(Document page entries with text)
►

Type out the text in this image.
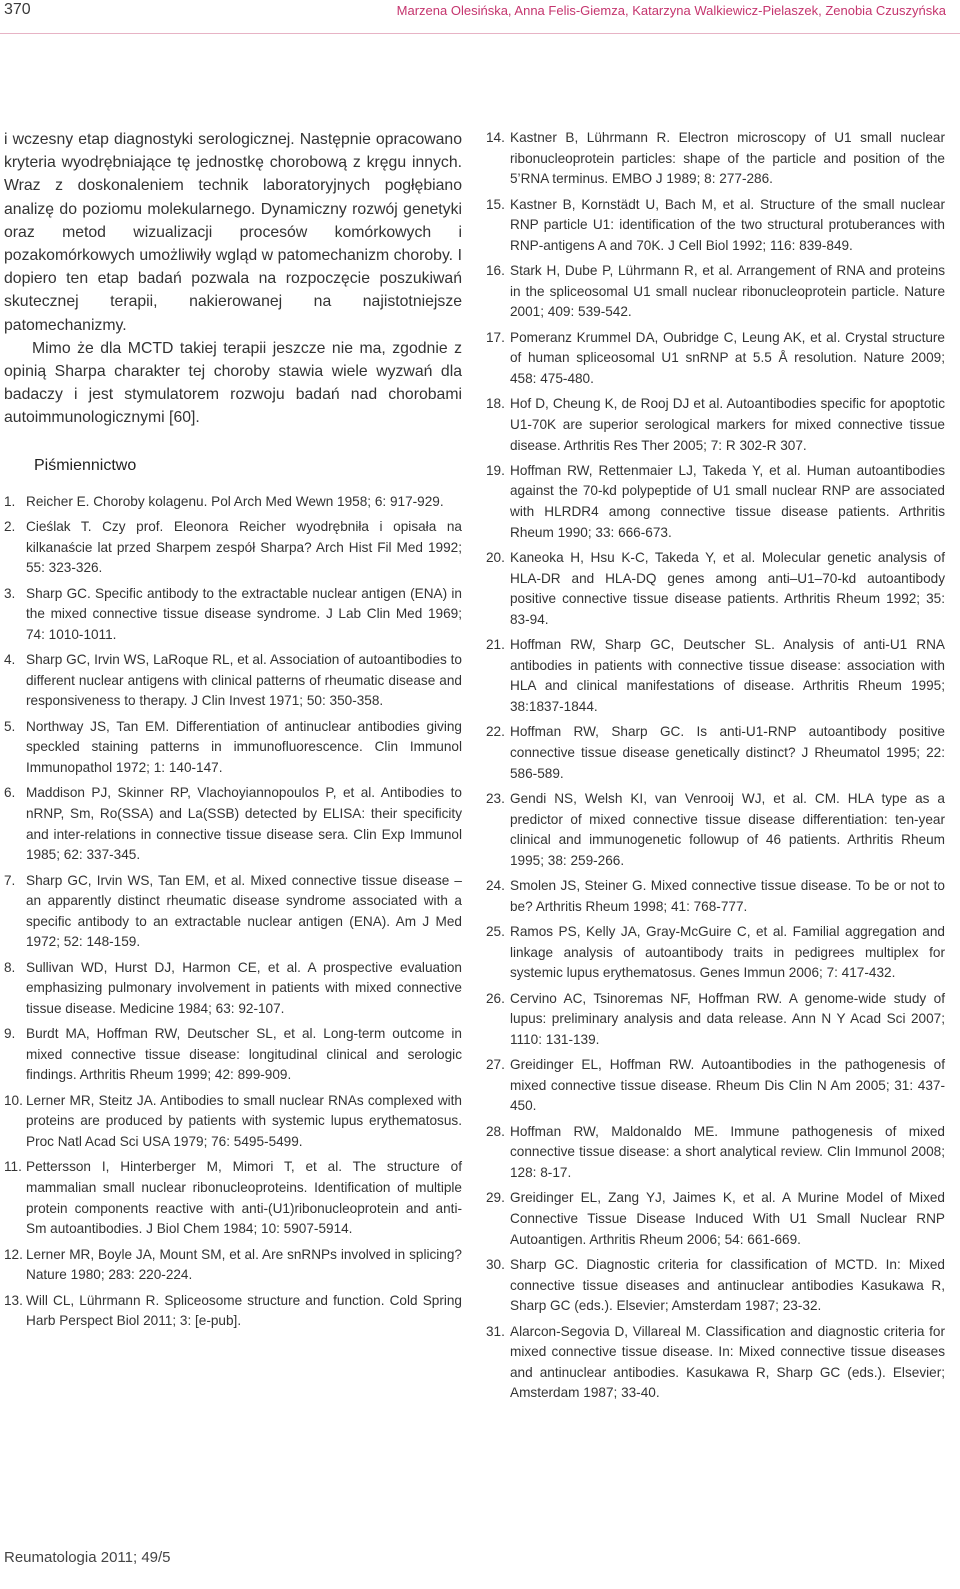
370	Marzena Olesińska, Anna Felis-Giemza, Katarzyna Walkiewicz-Pielaszek, Zenobia Czuszyńska

i wczesny etap diagnostyki serologicznej. Następnie opracowano kryteria wyodrębniające tę jednostkę chorobową z kręgu innych. Wraz z doskonaleniem technik laboratoryjnych pogłębiano analizę do poziomu molekularnego. Dynamiczny rozwój genetyki oraz metod wizualizacji procesów komórkowych i pozakomórkowych umożliwiły wgląd w patomechanizm choroby. I dopiero ten etap badań pozwala na rozpoczęcie poszukiwań skutecznej terapii, nakierowanej na najistotniejsze patomechanizmy.

Mimo że dla MCTD takiej terapii jeszcze nie ma, zgodnie z opinią Sharpa charakter tej choroby stawia wiele wyzwań dla badaczy i jest stymulatorem rozwoju badań nad chorobami autoimmunologicznymi [60].

Piśmiennictwo
1. Reicher E. Choroby kolagenu. Pol Arch Med Wewn 1958; 6: 917-929.
2. Cieślak T. Czy prof. Eleonora Reicher wyodrębniła i opisała na kilkanaście lat przed Sharpem zespół Sharpa? Arch Hist Fil Med 1992; 55: 323-326.
3. Sharp GC. Specific antibody to the extractable nuclear antigen (ENA) in the mixed connective tissue disease syndrome. J Lab Clin Med 1969; 74: 1010-1011.
4. Sharp GC, Irvin WS, LaRoque RL, et al. Association of autoantibodies to different nuclear antigens with clinical patterns of rheumatic disease and responsiveness to therapy. J Clin Invest 1971; 50: 350-358.
5. Northway JS, Tan EM. Differentiation of antinuclear antibodies giving speckled staining patterns in immunofluorescence. Clin Immunol Immunopathol 1972; 1: 140-147.
6. Maddison PJ, Skinner RP, Vlachoyiannopoulos P, et al. Antibodies to nRNP, Sm, Ro(SSA) and La(SSB) detected by ELISA: their specificity and inter-relations in connective tissue disease sera. Clin Exp Immunol 1985; 62: 337-345.
7. Sharp GC, Irvin WS, Tan EM, et al. Mixed connective tissue disease – an apparently distinct rheumatic disease syndrome associated with a specific antibody to an extractable nuclear antigen (ENA). Am J Med 1972; 52: 148-159.
8. Sullivan WD, Hurst DJ, Harmon CE, et al. A prospective evaluation emphasizing pulmonary involvement in patients with mixed connective tissue disease. Medicine 1984; 63: 92-107.
9. Burdt MA, Hoffman RW, Deutscher SL, et al. Long-term outcome in mixed connective tissue disease: longitudinal clinical and serologic findings. Arthritis Rheum 1999; 42: 899-909.
10. Lerner MR, Steitz JA. Antibodies to small nuclear RNAs complexed with proteins are produced by patients with systemic lupus erythematosus. Proc Natl Acad Sci USA 1979; 76: 5495-5499.
11. Pettersson I, Hinterberger M, Mimori T, et al. The structure of mammalian small nuclear ribonucleoproteins. Identification of multiple protein components reactive with anti-(U1)ribonucleoprotein and anti-Sm autoantibodies. J Biol Chem 1984; 10: 5907-5914.
12. Lerner MR, Boyle JA, Mount SM, et al. Are snRNPs involved in splicing? Nature 1980; 283: 220-224.
13. Will CL, Lührmann R. Spliceosome structure and function. Cold Spring Harb Perspect Biol 2011; 3: [e-pub].
14. Kastner B, Lührmann R. Electron microscopy of U1 small nuclear ribonucleoprotein particles: shape of the particle and position of the 5’RNA terminus. EMBO J 1989; 8: 277-286.
15. Kastner B, Kornstädt U, Bach M, et al. Structure of the small nuclear RNP particle U1: identification of the two structural protuberances with RNP-antigens A and 70K. J Cell Biol 1992; 116: 839-849.
16. Stark H, Dube P, Lührmann R, et al. Arrangement of RNA and proteins in the spliceosomal U1 small nuclear ribonucleoprotein particle. Nature 2001; 409: 539-542.
17. Pomeranz Krummel DA, Oubridge C, Leung AK, et al. Crystal structure of human spliceosomal U1 snRNP at 5.5 Å resolution. Nature 2009; 458: 475-480.
18. Hof D, Cheung K, de Rooj DJ et al. Autoantibodies specific for apoptotic U1-70K are superior serological markers for mixed connective tissue disease. Arthritis Res Ther 2005; 7: R 302-R 307.
19. Hoffman RW, Rettenmaier LJ, Takeda Y, et al. Human autoantibodies against the 70-kd polypeptide of U1 small nuclear RNP are associated with HLRDR4 among connective tissue disease patients. Arthritis Rheum 1990; 33: 666-673.
20. Kaneoka H, Hsu K-C, Takeda Y, et al. Molecular genetic analysis of HLA-DR and HLA-DQ genes among anti–U1–70-kd autoantibody positive connective tissue disease patients. Arthritis Rheum 1992; 35: 83-94.
21. Hoffman RW, Sharp GC, Deutscher SL. Analysis of anti-U1 RNA antibodies in patients with connective tissue disease: association with HLA and clinical manifestations of disease. Arthritis Rheum 1995; 38:1837-1844.
22. Hoffman RW, Sharp GC. Is anti-U1-RNP autoantibody positive connective tissue disease genetically distinct? J Rheumatol 1995; 22: 586-589.
23. Gendi NS, Welsh KI, van Venrooij WJ, et al. CM. HLA type as a predictor of mixed connective tissue disease differentiation: ten-year clinical and immunogenetic followup of 46 patients. Arthritis Rheum 1995; 38: 259-266.
24. Smolen JS, Steiner G. Mixed connective tissue disease. To be or not to be? Arthritis Rheum 1998; 41: 768-777.
25. Ramos PS, Kelly JA, Gray-McGuire C, et al. Familial aggregation and linkage analysis of autoantibody traits in pedigrees multiplex for systemic lupus erythematosus. Genes Immun 2006; 7: 417-432.
26. Cervino AC, Tsinoremas NF, Hoffman RW. A genome-wide study of lupus: preliminary analysis and data release. Ann N Y Acad Sci 2007; 1110: 131-139.
27. Greidinger EL, Hoffman RW. Autoantibodies in the pathogenesis of mixed connective tissue disease. Rheum Dis Clin N Am 2005; 31: 437-450.
28. Hoffman RW, Maldonaldo ME. Immune pathogenesis of mixed connective tissue disease: a short analytical review. Clin Immunol 2008; 128: 8-17.
29. Greidinger EL, Zang YJ, Jaimes K, et al. A Murine Model of Mixed Connective Tissue Disease Induced With U1 Small Nuclear RNP Autoantigen. Arthritis Rheum 2006; 54: 661-669.
30. Sharp GC. Diagnostic criteria for classification of MCTD. In: Mixed connective tissue diseases and antinuclear antibodies Kasukawa R, Sharp GC (eds.). Elsevier; Amsterdam 1987; 23-32.
31. Alarcon-Segovia D, Villareal M. Classification and diagnostic criteria for mixed connective tissue disease. In: Mixed connective tissue diseases and antinuclear antibodies. Kasukawa R, Sharp GC (eds.). Elsevier; Amsterdam 1987; 33-40.
Reumatologia 2011; 49/5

◄

● Instructions to follow
From the data above, copy each line where the string "Greidinger" appears.

● Output for this task
27. Greidinger EL, Hoffman RW. Autoantibodies in the pathogenesis of mixed connective tissue disease. Rheum Dis Clin N Am 2005; 31: 437-450.
29. Greidinger EL, Zang YJ, Jaimes K, et al. A Murine Model of Mixed Connective Tissue Disease Induced With U1 Small Nuclear RNP Autoantigen. Arthritis Rheum 2006; 54: 661-669.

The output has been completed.